» **EXERCISE AIM**:
Output only the line that contains "Convert this screenshot" and the lines after it, all verbatim, through the last one below.

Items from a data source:
□ □ □ □
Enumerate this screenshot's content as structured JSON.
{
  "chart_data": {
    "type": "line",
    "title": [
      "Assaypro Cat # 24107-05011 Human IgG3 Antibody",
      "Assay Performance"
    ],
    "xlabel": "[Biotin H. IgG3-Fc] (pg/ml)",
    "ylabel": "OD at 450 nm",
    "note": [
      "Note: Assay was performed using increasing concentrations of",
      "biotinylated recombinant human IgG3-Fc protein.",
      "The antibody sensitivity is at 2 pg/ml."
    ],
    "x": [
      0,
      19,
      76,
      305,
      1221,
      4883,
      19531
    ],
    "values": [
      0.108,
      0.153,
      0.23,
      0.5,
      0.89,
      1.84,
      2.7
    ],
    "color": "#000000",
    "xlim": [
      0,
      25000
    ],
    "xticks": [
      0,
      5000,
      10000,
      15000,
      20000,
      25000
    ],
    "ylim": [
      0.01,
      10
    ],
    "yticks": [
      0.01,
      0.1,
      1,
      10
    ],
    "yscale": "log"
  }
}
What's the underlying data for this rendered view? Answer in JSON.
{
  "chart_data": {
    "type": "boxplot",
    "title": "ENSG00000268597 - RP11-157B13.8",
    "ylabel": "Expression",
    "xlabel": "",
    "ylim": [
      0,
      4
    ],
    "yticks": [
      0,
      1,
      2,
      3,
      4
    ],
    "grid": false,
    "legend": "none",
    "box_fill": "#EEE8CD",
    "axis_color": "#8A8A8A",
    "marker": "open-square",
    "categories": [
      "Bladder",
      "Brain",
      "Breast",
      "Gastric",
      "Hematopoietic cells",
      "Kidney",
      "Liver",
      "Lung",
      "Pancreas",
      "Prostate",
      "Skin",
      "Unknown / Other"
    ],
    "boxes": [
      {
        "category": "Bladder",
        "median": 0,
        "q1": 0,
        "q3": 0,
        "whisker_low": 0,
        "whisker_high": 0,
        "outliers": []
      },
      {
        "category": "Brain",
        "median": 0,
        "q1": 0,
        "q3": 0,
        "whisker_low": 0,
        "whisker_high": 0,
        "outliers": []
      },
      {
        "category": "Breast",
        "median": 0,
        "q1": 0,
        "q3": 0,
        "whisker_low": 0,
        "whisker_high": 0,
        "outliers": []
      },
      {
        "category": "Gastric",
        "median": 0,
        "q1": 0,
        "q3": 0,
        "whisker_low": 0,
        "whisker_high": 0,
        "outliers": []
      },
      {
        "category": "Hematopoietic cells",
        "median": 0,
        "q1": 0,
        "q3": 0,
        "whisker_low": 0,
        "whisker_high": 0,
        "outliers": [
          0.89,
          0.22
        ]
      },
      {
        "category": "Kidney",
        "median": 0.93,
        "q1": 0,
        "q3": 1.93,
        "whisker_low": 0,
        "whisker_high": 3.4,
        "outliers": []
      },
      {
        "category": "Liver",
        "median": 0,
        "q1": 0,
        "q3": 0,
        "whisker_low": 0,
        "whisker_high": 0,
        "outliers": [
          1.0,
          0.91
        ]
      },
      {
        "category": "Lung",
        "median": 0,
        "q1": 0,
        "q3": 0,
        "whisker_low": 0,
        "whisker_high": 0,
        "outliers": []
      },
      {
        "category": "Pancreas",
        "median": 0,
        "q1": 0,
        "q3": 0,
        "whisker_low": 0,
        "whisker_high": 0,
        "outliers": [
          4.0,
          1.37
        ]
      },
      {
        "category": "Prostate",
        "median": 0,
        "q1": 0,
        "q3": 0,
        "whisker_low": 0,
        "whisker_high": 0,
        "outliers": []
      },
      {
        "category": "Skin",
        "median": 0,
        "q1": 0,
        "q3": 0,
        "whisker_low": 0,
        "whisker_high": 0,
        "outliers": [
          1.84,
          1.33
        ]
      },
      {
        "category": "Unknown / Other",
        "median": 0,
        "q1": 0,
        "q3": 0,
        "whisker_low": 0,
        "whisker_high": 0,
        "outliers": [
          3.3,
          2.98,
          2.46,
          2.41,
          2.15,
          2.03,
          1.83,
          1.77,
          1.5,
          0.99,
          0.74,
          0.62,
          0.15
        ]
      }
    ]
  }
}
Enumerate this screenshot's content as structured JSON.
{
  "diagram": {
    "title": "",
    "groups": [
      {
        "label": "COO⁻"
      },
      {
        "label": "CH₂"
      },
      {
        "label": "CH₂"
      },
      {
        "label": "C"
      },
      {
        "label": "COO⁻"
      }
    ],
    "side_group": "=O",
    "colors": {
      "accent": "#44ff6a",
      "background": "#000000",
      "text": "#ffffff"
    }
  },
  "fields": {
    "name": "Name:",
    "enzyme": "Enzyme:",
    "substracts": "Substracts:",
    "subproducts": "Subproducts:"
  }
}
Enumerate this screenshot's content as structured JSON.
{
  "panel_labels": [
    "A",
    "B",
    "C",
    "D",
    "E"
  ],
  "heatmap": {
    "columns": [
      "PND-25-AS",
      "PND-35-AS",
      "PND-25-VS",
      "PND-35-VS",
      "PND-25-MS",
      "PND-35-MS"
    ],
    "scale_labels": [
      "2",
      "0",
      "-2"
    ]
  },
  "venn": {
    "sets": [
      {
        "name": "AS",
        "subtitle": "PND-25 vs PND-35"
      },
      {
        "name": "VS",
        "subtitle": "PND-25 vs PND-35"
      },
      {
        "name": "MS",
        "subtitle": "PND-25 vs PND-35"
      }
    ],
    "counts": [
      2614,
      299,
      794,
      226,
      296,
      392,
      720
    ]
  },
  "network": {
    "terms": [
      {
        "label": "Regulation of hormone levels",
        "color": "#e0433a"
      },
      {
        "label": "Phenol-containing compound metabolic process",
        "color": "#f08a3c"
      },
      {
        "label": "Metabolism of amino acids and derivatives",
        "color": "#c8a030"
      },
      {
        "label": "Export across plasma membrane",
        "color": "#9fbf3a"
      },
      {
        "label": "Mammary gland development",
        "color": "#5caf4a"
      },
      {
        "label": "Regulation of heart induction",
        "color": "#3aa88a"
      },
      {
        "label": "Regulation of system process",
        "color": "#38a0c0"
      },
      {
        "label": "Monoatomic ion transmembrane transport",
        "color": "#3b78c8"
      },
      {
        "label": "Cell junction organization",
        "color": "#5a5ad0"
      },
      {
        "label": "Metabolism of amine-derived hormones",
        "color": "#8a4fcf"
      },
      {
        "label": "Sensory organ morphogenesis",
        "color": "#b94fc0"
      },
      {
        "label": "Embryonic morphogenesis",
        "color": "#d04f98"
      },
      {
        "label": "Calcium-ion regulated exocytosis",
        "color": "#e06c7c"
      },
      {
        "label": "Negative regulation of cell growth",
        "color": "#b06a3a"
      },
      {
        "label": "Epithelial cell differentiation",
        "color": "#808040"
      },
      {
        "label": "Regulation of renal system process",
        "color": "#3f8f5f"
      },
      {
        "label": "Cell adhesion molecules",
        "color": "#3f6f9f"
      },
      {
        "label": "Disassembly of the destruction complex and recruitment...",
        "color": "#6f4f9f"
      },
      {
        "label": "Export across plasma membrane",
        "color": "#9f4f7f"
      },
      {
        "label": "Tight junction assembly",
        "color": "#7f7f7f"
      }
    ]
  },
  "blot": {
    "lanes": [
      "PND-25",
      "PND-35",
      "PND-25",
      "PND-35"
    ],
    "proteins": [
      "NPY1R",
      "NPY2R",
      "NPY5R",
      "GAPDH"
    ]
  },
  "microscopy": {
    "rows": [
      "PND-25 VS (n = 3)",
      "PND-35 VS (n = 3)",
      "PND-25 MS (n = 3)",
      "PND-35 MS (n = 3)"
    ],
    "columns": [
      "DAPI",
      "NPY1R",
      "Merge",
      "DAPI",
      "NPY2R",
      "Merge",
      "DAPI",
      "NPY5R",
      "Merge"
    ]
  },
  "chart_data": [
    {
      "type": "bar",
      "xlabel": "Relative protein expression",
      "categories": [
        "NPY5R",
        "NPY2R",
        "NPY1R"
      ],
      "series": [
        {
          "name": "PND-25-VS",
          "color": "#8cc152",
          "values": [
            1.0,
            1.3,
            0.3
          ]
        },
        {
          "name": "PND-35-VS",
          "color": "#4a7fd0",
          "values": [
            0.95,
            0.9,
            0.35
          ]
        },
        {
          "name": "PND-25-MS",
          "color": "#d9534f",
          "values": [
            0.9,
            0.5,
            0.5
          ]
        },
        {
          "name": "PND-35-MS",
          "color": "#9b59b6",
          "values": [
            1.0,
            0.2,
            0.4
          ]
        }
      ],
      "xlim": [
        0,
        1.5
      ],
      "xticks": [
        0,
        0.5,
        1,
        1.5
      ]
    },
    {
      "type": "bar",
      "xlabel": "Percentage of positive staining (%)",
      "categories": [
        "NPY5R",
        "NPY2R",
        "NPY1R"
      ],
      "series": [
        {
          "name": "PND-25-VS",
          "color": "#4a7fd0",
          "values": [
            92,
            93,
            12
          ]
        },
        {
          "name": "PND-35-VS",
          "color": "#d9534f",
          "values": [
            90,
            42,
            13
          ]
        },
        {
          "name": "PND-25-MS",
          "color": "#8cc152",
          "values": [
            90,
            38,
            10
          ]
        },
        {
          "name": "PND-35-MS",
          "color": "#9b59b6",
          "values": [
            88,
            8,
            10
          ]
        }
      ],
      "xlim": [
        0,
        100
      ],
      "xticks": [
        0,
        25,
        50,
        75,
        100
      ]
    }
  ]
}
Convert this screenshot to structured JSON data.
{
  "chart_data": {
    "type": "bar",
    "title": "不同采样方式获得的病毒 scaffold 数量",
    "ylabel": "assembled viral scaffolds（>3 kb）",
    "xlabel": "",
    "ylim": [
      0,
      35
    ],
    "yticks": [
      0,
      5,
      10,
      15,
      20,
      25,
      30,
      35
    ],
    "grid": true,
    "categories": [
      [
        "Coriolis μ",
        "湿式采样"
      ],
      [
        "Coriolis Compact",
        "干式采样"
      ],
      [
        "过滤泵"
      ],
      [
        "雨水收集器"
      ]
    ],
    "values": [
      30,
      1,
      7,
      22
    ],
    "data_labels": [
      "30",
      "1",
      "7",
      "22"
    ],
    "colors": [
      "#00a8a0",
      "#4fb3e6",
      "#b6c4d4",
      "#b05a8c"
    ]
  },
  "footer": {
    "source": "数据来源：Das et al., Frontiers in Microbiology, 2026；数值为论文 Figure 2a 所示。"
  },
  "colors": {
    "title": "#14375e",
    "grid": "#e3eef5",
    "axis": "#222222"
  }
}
□ □ □ □
» **ANSWER SECTION**:
Convert this screenshot to structured JSON data.
{
  "chart_data": {
    "type": "bar",
    "title": "不同采样方式获得的病毒 scaffold 数量",
    "ylabel": "assembled viral scaffolds（>3 kb）",
    "xlabel": "",
    "ylim": [
      0,
      35
    ],
    "yticks": [
      0,
      5,
      10,
      15,
      20,
      25,
      30,
      35
    ],
    "grid": true,
    "categories": [
      [
        "Coriolis μ",
        "湿式采样"
      ],
      [
        "Coriolis Compact",
        "干式采样"
      ],
      [
        "过滤泵"
      ],
      [
        "雨水收集器"
      ]
    ],
    "values": [
      30,
      1,
      7,
      22
    ],
    "data_labels": [
      "30",
      "1",
      "7",
      "22"
    ],
    "colors": [
      "#00a8a0",
      "#4fb3e6",
      "#b6c4d4",
      "#b05a8c"
    ]
  },
  "footer": {
    "source": "数据来源：Das et al., Frontiers in Microbiology, 2026；数值为论文 Figure 2a 所示。"
  },
  "colors": {
    "title": "#14375e",
    "grid": "#e3eef5",
    "axis": "#222222"
  }
}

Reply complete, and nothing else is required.